- Work instructions:
Write out the listing below in full and exactly, leaving out every picture.

- Dataset extract:
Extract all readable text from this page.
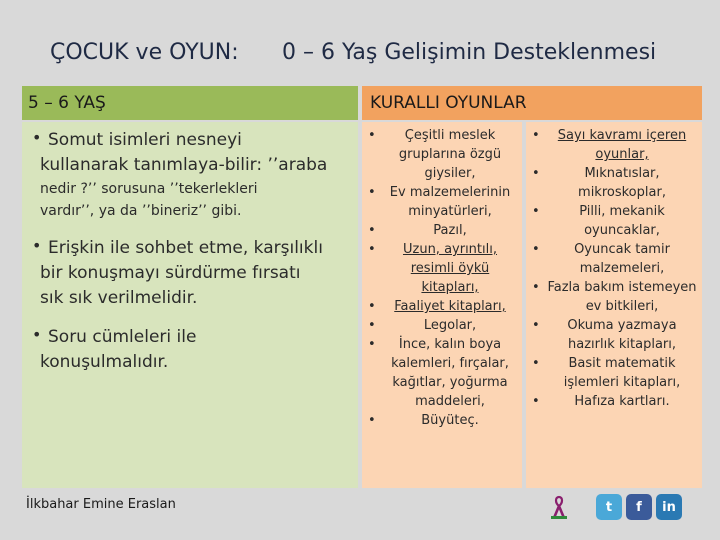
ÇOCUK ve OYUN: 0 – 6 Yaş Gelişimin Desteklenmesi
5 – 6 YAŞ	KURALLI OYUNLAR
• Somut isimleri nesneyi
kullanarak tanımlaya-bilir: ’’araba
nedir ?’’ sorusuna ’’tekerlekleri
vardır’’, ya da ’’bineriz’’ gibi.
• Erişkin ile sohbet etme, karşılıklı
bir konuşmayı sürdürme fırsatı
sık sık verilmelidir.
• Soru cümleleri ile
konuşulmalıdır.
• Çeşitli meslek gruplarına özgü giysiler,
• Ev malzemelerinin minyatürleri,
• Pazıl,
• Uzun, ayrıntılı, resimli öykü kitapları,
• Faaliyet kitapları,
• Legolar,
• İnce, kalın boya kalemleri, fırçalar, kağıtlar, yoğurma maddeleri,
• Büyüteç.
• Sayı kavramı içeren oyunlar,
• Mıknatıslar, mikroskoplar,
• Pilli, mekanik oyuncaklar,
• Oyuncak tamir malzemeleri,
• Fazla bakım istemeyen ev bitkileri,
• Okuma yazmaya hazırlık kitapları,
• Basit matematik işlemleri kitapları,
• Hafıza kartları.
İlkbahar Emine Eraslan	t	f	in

- Answer to the problem:
Extract all readable text from this page.
ÇOCUK ve OYUN: 0 – 6 Yaş Gelişimin Desteklenmesi
5 – 6 YAŞ	KURALLI OYUNLAR
• Somut isimleri nesneyi
kullanarak tanımlaya-bilir: ’’araba
nedir ?’’ sorusuna ’’tekerlekleri
vardır’’, ya da ’’bineriz’’ gibi.
• Erişkin ile sohbet etme, karşılıklı
bir konuşmayı sürdürme fırsatı
sık sık verilmelidir.
• Soru cümleleri ile
konuşulmalıdır.
• Çeşitli meslek gruplarına özgü giysiler,
• Ev malzemelerinin minyatürleri,
• Pazıl,
• Uzun, ayrıntılı, resimli öykü kitapları,
• Faaliyet kitapları,
• Legolar,
• İnce, kalın boya kalemleri, fırçalar, kağıtlar, yoğurma maddeleri,
• Büyüteç.
• Sayı kavramı içeren oyunlar,
• Mıknatıslar, mikroskoplar,
• Pilli, mekanik oyuncaklar,
• Oyuncak tamir malzemeleri,
• Fazla bakım istemeyen ev bitkileri,
• Okuma yazmaya hazırlık kitapları,
• Basit matematik işlemleri kitapları,
• Hafıza kartları.
İlkbahar Emine Eraslan	t	f	in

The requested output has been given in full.